Records of where elements appear:
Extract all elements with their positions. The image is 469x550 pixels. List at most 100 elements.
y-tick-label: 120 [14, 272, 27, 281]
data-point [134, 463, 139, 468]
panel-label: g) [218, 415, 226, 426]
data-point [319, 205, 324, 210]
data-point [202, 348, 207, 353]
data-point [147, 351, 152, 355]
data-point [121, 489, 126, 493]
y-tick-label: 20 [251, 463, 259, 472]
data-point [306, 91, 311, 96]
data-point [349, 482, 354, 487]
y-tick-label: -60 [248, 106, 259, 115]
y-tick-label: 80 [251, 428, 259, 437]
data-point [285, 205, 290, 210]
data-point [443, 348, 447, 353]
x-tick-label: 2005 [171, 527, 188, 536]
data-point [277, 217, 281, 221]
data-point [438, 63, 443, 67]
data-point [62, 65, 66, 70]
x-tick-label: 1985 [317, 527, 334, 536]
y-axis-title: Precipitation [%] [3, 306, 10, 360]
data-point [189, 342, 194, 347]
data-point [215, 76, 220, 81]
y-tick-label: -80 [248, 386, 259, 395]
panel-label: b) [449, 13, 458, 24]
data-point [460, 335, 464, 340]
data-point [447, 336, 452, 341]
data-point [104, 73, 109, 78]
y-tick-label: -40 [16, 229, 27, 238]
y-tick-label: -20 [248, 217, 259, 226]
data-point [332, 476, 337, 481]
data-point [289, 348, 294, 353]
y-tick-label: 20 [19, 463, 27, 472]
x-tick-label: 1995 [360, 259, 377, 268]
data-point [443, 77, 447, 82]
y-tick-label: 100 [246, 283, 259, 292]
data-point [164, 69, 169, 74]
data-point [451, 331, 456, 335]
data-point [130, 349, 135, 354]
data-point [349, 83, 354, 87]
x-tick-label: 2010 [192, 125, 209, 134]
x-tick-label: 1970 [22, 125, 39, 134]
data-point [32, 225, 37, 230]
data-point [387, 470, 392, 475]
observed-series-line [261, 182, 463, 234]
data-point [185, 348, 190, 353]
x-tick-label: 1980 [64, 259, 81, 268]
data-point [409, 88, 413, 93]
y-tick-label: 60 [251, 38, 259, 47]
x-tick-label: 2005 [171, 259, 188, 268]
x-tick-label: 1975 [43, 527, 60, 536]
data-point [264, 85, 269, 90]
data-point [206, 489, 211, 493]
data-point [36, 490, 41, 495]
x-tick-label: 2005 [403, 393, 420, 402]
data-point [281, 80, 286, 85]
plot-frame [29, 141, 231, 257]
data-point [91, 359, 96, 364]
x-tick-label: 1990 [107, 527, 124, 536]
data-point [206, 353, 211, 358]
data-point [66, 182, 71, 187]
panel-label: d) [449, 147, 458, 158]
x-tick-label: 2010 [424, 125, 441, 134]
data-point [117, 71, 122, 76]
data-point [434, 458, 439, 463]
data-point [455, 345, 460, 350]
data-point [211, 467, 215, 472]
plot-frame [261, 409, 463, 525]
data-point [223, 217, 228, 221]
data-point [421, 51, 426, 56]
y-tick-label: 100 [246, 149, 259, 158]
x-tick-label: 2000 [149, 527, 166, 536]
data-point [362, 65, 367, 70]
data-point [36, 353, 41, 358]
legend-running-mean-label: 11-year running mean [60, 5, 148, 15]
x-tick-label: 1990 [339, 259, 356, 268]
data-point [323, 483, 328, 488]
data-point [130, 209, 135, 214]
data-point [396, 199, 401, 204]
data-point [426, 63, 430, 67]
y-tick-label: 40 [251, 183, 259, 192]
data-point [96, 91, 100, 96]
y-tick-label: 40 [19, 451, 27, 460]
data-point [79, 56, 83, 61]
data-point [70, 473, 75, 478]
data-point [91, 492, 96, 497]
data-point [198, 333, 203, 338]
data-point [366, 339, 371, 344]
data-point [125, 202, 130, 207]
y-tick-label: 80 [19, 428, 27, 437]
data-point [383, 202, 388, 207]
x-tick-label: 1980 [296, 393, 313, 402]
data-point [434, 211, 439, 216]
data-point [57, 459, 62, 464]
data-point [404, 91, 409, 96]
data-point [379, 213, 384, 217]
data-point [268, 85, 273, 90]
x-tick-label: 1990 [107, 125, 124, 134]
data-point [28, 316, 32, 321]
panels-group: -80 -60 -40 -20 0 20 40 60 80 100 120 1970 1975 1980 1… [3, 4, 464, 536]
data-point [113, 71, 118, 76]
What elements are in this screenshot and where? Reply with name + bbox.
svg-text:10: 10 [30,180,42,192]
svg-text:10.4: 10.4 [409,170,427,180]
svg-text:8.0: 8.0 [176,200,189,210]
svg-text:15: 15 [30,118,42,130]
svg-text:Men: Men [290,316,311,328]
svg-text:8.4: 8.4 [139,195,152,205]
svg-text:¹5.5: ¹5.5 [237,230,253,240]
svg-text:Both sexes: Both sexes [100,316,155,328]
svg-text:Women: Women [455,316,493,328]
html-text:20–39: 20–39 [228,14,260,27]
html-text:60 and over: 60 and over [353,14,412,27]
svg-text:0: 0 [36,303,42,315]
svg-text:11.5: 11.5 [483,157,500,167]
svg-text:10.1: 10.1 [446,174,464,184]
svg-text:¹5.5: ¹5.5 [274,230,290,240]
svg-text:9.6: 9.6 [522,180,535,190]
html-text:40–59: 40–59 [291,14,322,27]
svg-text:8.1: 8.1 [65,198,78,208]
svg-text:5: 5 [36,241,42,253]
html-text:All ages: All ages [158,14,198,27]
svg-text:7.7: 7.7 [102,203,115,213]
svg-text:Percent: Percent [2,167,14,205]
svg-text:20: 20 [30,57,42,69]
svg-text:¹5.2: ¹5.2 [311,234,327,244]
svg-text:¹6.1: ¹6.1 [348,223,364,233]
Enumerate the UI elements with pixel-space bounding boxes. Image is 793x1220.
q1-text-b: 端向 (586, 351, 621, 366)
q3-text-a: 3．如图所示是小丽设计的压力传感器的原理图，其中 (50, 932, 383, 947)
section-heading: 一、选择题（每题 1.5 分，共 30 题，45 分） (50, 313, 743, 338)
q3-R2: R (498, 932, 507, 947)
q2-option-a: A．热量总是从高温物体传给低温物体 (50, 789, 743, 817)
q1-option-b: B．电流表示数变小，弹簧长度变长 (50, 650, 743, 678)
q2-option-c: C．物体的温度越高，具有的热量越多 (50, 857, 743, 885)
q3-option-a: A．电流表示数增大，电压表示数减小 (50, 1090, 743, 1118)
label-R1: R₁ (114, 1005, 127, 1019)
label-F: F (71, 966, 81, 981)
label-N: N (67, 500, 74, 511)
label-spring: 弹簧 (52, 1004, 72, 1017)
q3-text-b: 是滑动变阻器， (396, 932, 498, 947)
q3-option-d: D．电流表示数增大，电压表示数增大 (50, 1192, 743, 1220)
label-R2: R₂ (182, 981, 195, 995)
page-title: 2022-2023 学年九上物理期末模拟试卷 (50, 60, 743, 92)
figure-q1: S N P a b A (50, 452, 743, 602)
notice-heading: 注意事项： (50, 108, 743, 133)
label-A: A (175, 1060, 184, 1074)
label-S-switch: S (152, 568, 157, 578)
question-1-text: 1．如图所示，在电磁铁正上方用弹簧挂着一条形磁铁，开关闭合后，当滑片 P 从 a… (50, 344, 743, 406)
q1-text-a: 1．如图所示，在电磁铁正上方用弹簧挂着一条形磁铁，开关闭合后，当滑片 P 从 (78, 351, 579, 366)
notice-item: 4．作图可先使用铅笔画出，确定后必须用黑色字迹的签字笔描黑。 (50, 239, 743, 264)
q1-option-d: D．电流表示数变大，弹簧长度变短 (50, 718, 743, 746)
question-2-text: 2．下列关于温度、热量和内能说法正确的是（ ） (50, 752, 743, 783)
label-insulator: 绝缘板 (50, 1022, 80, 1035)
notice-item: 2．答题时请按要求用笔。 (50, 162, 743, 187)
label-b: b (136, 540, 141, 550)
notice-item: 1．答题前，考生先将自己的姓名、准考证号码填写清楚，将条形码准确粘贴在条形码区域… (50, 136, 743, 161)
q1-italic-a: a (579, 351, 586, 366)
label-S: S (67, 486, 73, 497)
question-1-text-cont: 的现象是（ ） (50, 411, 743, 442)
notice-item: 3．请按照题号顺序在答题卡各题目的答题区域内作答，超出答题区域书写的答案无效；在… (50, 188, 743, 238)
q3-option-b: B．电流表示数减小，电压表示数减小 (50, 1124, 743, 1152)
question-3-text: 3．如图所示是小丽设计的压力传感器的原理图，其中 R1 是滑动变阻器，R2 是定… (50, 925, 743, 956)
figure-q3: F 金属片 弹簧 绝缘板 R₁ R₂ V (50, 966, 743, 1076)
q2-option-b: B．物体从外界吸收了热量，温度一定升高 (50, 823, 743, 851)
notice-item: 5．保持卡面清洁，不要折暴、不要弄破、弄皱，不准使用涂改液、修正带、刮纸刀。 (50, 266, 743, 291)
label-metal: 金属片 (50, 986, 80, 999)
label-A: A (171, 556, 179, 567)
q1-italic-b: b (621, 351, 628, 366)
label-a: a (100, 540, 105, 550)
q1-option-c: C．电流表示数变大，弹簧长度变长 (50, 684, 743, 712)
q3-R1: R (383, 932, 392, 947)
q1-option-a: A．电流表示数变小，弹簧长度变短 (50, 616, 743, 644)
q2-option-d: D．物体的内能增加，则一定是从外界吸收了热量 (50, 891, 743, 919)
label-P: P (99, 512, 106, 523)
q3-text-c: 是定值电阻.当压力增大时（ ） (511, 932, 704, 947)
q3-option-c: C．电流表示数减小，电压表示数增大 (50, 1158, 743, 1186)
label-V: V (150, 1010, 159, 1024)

TASK INSTRUCTIONS: Convert the stretch from the start of the rows through the line containing "data-point [121, 489, 126, 493]" into a JSON list of strings, one string per line, with blank lines omitted.

ANSWER IN FULL:
[
  "Extract all elements with their positions. The image is 469x550 pixels. List at most 100 elements.",
  "y-tick-label: 120 [14, 272, 27, 281]",
  "data-point [134, 463, 139, 468]",
  "panel-label: g) [218, 415, 226, 426]",
  "data-point [319, 205, 324, 210]",
  "data-point [202, 348, 207, 353]",
  "data-point [147, 351, 152, 355]",
  "data-point [121, 489, 126, 493]"
]